> STATED PROBLEM
Omit the pictures and return every entry exactly as written.

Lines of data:
○ ○ ○ ○

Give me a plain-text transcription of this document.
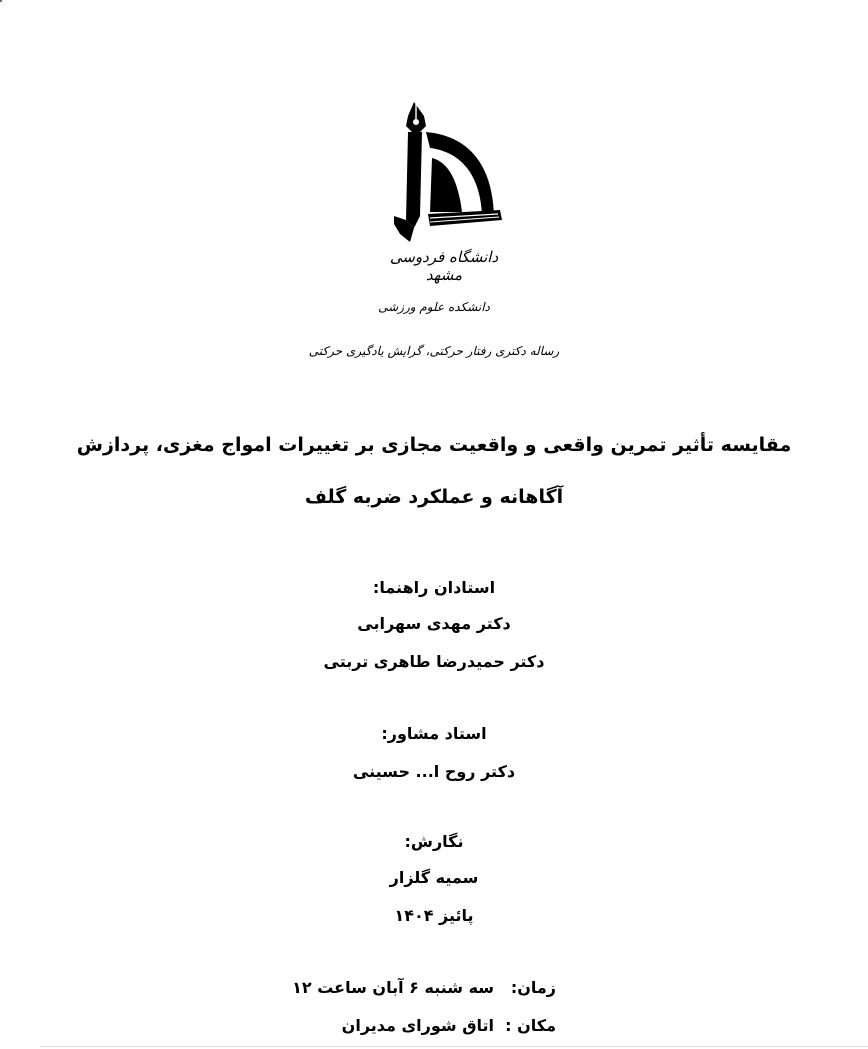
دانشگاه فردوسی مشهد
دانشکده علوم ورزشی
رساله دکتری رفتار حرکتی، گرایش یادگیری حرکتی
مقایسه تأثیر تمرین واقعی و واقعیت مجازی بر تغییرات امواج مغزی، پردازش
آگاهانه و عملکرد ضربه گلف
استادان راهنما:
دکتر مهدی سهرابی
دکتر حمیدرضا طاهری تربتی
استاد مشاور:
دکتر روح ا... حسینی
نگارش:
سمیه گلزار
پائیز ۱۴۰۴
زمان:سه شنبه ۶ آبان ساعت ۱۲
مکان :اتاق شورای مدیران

○ ○ ○ ○

> OUTPUT FOR THIS EXERCISE
Give me a plain-text transcription of this document.
دانشگاه فردوسی مشهد
دانشکده علوم ورزشی
رساله دکتری رفتار حرکتی، گرایش یادگیری حرکتی
مقایسه تأثیر تمرین واقعی و واقعیت مجازی بر تغییرات امواج مغزی، پردازش
آگاهانه و عملکرد ضربه گلف
استادان راهنما:
دکتر مهدی سهرابی
دکتر حمیدرضا طاهری تربتی
استاد مشاور:
دکتر روح ا... حسینی
نگارش:
سمیه گلزار
پائیز ۱۴۰۴
زمان:سه شنبه ۶ آبان ساعت ۱۲
مکان :اتاق شورای مدیران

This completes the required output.